▶ [What is needed]:
Reproduce the records below exactly as given.
**********
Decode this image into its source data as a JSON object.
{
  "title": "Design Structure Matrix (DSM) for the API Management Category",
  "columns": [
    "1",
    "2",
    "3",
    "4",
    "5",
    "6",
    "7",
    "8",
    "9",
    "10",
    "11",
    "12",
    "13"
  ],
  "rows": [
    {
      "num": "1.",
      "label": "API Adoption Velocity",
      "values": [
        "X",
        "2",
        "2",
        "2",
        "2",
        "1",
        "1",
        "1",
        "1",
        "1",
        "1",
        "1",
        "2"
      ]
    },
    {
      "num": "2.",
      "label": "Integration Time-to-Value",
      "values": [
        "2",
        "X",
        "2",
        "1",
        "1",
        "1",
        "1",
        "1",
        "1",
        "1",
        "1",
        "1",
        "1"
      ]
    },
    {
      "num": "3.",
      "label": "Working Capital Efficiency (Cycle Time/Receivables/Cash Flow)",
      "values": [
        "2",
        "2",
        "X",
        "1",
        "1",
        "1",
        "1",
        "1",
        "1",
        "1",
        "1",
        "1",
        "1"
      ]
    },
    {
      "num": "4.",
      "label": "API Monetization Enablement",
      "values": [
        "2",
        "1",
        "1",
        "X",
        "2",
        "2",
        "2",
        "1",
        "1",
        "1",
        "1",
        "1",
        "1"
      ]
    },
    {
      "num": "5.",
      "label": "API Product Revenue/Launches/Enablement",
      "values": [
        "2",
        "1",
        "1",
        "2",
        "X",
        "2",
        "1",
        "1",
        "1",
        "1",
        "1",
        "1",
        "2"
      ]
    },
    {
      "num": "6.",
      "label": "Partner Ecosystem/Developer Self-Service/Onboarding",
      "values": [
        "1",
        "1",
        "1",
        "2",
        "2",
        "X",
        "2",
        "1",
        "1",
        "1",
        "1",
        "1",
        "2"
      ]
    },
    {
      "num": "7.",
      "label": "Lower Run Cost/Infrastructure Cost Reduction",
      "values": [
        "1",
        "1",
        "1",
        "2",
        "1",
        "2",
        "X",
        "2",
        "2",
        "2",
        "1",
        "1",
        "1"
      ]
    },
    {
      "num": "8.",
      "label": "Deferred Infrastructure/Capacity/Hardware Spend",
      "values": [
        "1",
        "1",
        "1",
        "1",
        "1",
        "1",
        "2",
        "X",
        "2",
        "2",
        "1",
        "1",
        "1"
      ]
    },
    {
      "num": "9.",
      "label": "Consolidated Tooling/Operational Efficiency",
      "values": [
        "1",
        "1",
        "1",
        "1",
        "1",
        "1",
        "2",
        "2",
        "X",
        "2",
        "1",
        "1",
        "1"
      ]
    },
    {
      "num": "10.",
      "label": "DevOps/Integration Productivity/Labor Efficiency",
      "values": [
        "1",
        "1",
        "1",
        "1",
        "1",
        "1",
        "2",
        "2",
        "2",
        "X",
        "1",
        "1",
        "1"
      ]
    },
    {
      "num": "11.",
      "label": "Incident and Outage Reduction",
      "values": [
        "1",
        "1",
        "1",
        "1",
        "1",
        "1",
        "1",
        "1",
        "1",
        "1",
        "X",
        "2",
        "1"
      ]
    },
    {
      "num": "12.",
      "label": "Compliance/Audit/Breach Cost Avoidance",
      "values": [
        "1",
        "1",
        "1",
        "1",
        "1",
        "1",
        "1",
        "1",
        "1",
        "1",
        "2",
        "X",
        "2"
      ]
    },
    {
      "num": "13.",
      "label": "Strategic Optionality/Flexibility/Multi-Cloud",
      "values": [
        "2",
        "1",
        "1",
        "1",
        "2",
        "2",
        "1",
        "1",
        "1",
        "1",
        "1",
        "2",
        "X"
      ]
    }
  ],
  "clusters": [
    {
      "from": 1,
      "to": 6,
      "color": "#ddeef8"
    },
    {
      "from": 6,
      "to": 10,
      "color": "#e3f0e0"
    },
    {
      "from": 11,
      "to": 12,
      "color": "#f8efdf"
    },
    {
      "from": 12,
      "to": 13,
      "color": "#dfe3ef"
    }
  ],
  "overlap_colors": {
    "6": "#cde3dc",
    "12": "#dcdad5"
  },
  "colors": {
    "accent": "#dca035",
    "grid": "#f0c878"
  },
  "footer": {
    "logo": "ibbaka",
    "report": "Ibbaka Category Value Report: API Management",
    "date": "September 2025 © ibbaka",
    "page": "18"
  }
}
**********
▶ [Result for this task]:
Decode this image into its source data as a JSON object.
{
  "title": "Design Structure Matrix (DSM) for the API Management Category",
  "columns": [
    "1",
    "2",
    "3",
    "4",
    "5",
    "6",
    "7",
    "8",
    "9",
    "10",
    "11",
    "12",
    "13"
  ],
  "rows": [
    {
      "num": "1.",
      "label": "API Adoption Velocity",
      "values": [
        "X",
        "2",
        "2",
        "2",
        "2",
        "1",
        "1",
        "1",
        "1",
        "1",
        "1",
        "1",
        "2"
      ]
    },
    {
      "num": "2.",
      "label": "Integration Time-to-Value",
      "values": [
        "2",
        "X",
        "2",
        "1",
        "1",
        "1",
        "1",
        "1",
        "1",
        "1",
        "1",
        "1",
        "1"
      ]
    },
    {
      "num": "3.",
      "label": "Working Capital Efficiency (Cycle Time/Receivables/Cash Flow)",
      "values": [
        "2",
        "2",
        "X",
        "1",
        "1",
        "1",
        "1",
        "1",
        "1",
        "1",
        "1",
        "1",
        "1"
      ]
    },
    {
      "num": "4.",
      "label": "API Monetization Enablement",
      "values": [
        "2",
        "1",
        "1",
        "X",
        "2",
        "2",
        "2",
        "1",
        "1",
        "1",
        "1",
        "1",
        "1"
      ]
    },
    {
      "num": "5.",
      "label": "API Product Revenue/Launches/Enablement",
      "values": [
        "2",
        "1",
        "1",
        "2",
        "X",
        "2",
        "1",
        "1",
        "1",
        "1",
        "1",
        "1",
        "2"
      ]
    },
    {
      "num": "6.",
      "label": "Partner Ecosystem/Developer Self-Service/Onboarding",
      "values": [
        "1",
        "1",
        "1",
        "2",
        "2",
        "X",
        "2",
        "1",
        "1",
        "1",
        "1",
        "1",
        "2"
      ]
    },
    {
      "num": "7.",
      "label": "Lower Run Cost/Infrastructure Cost Reduction",
      "values": [
        "1",
        "1",
        "1",
        "2",
        "1",
        "2",
        "X",
        "2",
        "2",
        "2",
        "1",
        "1",
        "1"
      ]
    },
    {
      "num": "8.",
      "label": "Deferred Infrastructure/Capacity/Hardware Spend",
      "values": [
        "1",
        "1",
        "1",
        "1",
        "1",
        "1",
        "2",
        "X",
        "2",
        "2",
        "1",
        "1",
        "1"
      ]
    },
    {
      "num": "9.",
      "label": "Consolidated Tooling/Operational Efficiency",
      "values": [
        "1",
        "1",
        "1",
        "1",
        "1",
        "1",
        "2",
        "2",
        "X",
        "2",
        "1",
        "1",
        "1"
      ]
    },
    {
      "num": "10.",
      "label": "DevOps/Integration Productivity/Labor Efficiency",
      "values": [
        "1",
        "1",
        "1",
        "1",
        "1",
        "1",
        "2",
        "2",
        "2",
        "X",
        "1",
        "1",
        "1"
      ]
    },
    {
      "num": "11.",
      "label": "Incident and Outage Reduction",
      "values": [
        "1",
        "1",
        "1",
        "1",
        "1",
        "1",
        "1",
        "1",
        "1",
        "1",
        "X",
        "2",
        "1"
      ]
    },
    {
      "num": "12.",
      "label": "Compliance/Audit/Breach Cost Avoidance",
      "values": [
        "1",
        "1",
        "1",
        "1",
        "1",
        "1",
        "1",
        "1",
        "1",
        "1",
        "2",
        "X",
        "2"
      ]
    },
    {
      "num": "13.",
      "label": "Strategic Optionality/Flexibility/Multi-Cloud",
      "values": [
        "2",
        "1",
        "1",
        "1",
        "2",
        "2",
        "1",
        "1",
        "1",
        "1",
        "1",
        "2",
        "X"
      ]
    }
  ],
  "clusters": [
    {
      "from": 1,
      "to": 6,
      "color": "#ddeef8"
    },
    {
      "from": 6,
      "to": 10,
      "color": "#e3f0e0"
    },
    {
      "from": 11,
      "to": 12,
      "color": "#f8efdf"
    },
    {
      "from": 12,
      "to": 13,
      "color": "#dfe3ef"
    }
  ],
  "overlap_colors": {
    "6": "#cde3dc",
    "12": "#dcdad5"
  },
  "colors": {
    "accent": "#dca035",
    "grid": "#f0c878"
  },
  "footer": {
    "logo": "ibbaka",
    "report": "Ibbaka Category Value Report: API Management",
    "date": "September 2025 © ibbaka",
    "page": "18"
  }
}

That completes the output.